### Work to be completed
Look at each line of the records and count those with "algorithm" in them. Please answer with the count alone.

■ ■ ■ ■ ■

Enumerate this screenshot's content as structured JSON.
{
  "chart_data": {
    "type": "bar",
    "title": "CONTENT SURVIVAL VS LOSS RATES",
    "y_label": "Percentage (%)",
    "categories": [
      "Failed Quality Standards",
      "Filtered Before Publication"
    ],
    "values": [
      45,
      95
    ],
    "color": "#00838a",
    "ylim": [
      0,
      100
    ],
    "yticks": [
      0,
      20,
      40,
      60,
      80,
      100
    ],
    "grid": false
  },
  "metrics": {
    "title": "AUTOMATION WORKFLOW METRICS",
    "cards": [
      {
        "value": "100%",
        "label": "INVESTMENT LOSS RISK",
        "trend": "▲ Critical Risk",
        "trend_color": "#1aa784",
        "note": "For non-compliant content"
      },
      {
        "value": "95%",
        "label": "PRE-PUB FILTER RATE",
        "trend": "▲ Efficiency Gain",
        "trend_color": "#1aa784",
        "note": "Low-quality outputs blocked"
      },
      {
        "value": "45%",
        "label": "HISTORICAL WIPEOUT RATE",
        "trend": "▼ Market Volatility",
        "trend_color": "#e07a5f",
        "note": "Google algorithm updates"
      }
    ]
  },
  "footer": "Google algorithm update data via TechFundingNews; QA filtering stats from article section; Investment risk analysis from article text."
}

■ ■ ■ ■ ■

### Worked answer
2